■ BRIEF
Scan the listing and work out how many lines contain the word "from". Nothing but the number should be given.

──────── DATA SUPPLIED

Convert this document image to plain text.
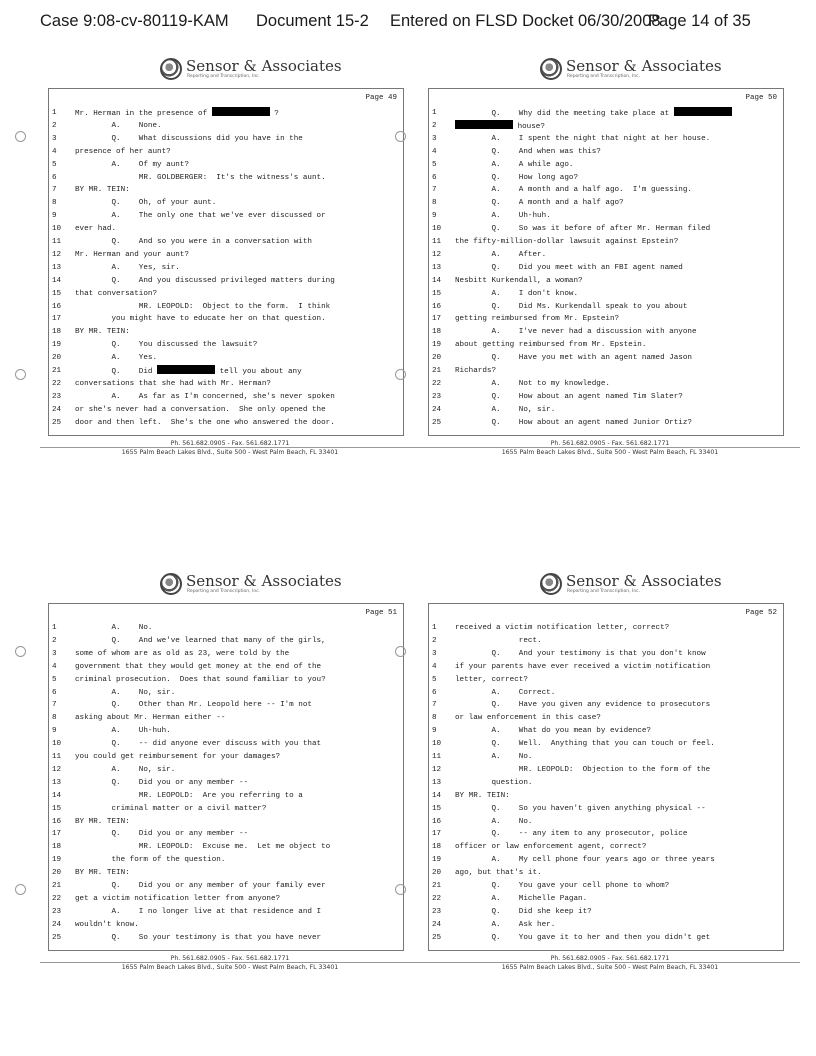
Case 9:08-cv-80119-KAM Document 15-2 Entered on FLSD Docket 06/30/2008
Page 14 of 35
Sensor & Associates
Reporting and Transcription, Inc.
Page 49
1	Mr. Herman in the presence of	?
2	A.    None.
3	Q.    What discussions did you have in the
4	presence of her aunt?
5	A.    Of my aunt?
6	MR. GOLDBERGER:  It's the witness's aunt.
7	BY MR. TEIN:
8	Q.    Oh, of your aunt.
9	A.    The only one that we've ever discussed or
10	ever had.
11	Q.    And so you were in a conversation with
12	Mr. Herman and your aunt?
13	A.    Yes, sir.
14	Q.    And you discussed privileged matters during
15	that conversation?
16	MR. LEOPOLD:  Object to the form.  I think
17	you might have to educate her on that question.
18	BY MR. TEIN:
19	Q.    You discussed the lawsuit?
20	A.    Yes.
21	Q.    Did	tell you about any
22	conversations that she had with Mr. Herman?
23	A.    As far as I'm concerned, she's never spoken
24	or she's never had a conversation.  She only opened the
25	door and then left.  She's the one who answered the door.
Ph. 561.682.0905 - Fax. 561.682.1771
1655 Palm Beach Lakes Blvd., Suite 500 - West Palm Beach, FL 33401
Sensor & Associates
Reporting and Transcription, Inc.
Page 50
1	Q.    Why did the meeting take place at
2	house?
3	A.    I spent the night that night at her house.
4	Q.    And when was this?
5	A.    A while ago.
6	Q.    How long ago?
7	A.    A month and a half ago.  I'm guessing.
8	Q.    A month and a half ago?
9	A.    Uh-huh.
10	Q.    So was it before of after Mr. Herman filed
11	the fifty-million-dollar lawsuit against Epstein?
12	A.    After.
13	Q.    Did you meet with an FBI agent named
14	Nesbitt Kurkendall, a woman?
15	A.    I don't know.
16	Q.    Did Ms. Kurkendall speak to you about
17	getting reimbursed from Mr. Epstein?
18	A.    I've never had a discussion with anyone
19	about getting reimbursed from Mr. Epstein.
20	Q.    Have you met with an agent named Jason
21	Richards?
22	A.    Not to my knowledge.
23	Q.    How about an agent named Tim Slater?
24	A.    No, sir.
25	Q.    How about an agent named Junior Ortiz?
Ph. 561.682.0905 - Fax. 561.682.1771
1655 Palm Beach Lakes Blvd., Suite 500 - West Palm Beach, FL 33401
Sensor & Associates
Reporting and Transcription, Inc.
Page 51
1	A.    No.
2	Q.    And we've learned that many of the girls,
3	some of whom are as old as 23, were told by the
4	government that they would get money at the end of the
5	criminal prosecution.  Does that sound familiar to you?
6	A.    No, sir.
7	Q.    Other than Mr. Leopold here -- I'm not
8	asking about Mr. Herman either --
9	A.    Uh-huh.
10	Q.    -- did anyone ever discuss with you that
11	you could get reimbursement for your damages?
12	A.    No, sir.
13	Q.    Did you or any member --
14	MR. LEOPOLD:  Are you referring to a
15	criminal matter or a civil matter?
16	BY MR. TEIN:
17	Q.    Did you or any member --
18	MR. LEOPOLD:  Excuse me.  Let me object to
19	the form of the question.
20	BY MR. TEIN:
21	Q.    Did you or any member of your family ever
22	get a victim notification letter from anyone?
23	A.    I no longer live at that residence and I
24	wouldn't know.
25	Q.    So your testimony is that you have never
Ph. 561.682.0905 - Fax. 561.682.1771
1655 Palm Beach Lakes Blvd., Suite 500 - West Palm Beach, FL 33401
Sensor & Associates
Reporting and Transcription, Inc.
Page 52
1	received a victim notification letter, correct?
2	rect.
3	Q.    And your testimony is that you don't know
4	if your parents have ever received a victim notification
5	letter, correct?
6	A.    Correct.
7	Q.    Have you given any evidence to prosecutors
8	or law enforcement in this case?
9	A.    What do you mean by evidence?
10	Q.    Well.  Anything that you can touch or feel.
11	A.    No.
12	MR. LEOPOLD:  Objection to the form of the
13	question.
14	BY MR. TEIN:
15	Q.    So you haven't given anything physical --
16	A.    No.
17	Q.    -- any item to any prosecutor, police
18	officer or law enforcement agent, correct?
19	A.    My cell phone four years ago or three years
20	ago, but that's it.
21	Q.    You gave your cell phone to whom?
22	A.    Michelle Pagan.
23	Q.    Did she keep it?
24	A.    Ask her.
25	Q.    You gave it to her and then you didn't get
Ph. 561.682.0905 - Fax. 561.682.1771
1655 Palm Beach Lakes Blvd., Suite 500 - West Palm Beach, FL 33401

────────────────
──────── DATA SUPPLIED

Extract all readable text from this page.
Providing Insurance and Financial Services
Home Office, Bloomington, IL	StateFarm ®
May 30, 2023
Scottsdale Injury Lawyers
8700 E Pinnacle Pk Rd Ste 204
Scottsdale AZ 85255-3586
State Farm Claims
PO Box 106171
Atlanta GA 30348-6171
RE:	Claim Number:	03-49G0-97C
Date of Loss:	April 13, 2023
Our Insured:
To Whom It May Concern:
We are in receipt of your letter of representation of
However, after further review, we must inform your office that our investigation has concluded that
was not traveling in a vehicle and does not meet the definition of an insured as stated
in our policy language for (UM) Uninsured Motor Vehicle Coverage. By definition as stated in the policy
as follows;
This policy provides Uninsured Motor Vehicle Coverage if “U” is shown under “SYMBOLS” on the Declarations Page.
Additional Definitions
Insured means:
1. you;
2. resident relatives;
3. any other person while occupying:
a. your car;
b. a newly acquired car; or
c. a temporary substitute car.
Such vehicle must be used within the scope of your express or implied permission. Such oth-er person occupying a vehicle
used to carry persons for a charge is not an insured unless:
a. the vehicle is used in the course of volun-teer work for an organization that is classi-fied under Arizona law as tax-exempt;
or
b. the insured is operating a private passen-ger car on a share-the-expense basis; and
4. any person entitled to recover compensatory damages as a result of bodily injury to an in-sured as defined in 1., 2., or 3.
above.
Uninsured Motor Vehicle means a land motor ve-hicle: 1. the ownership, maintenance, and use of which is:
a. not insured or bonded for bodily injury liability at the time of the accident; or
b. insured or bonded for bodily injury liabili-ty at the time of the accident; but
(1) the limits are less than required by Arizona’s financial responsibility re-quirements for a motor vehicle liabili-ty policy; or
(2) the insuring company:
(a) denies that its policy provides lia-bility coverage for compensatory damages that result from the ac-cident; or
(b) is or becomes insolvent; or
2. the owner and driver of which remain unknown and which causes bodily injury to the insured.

────────────────

■ FULL SOLUTION
5